▶ [WRITTEN PROBLEM]: Exactly reproduce each record listed below.

▶ [MATERIAL TO PROCESS]:
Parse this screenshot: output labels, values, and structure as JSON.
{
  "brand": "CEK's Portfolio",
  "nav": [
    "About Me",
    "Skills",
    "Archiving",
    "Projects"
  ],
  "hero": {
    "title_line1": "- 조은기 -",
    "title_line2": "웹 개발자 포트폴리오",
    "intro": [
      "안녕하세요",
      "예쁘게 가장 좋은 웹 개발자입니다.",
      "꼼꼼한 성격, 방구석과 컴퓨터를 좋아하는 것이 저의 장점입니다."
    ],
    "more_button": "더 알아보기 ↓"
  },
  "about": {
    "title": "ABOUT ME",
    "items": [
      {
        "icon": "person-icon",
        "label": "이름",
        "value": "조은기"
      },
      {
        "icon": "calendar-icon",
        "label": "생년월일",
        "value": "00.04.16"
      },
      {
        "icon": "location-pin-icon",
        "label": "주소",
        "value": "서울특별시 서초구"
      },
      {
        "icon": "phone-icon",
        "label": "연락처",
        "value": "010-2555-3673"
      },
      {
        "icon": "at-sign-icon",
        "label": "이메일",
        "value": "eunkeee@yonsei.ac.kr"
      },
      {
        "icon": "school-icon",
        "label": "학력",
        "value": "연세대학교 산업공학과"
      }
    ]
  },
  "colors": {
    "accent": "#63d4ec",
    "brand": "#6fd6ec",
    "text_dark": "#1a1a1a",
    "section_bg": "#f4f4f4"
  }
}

▶ [TASK OUTPUT]:
Parse this screenshot: output labels, values, and structure as JSON.
{
  "brand": "CEK's Portfolio",
  "nav": [
    "About Me",
    "Skills",
    "Archiving",
    "Projects"
  ],
  "hero": {
    "title_line1": "- 조은기 -",
    "title_line2": "웹 개발자 포트폴리오",
    "intro": [
      "안녕하세요",
      "예쁘게 가장 좋은 웹 개발자입니다.",
      "꼼꼼한 성격, 방구석과 컴퓨터를 좋아하는 것이 저의 장점입니다."
    ],
    "more_button": "더 알아보기 ↓"
  },
  "about": {
    "title": "ABOUT ME",
    "items": [
      {
        "icon": "person-icon",
        "label": "이름",
        "value": "조은기"
      },
      {
        "icon": "calendar-icon",
        "label": "생년월일",
        "value": "00.04.16"
      },
      {
        "icon": "location-pin-icon",
        "label": "주소",
        "value": "서울특별시 서초구"
      },
      {
        "icon": "phone-icon",
        "label": "연락처",
        "value": "010-2555-3673"
      },
      {
        "icon": "at-sign-icon",
        "label": "이메일",
        "value": "eunkeee@yonsei.ac.kr"
      },
      {
        "icon": "school-icon",
        "label": "학력",
        "value": "연세대학교 산업공학과"
      }
    ]
  },
  "colors": {
    "accent": "#63d4ec",
    "brand": "#6fd6ec",
    "text_dark": "#1a1a1a",
    "section_bg": "#f4f4f4"
  }
}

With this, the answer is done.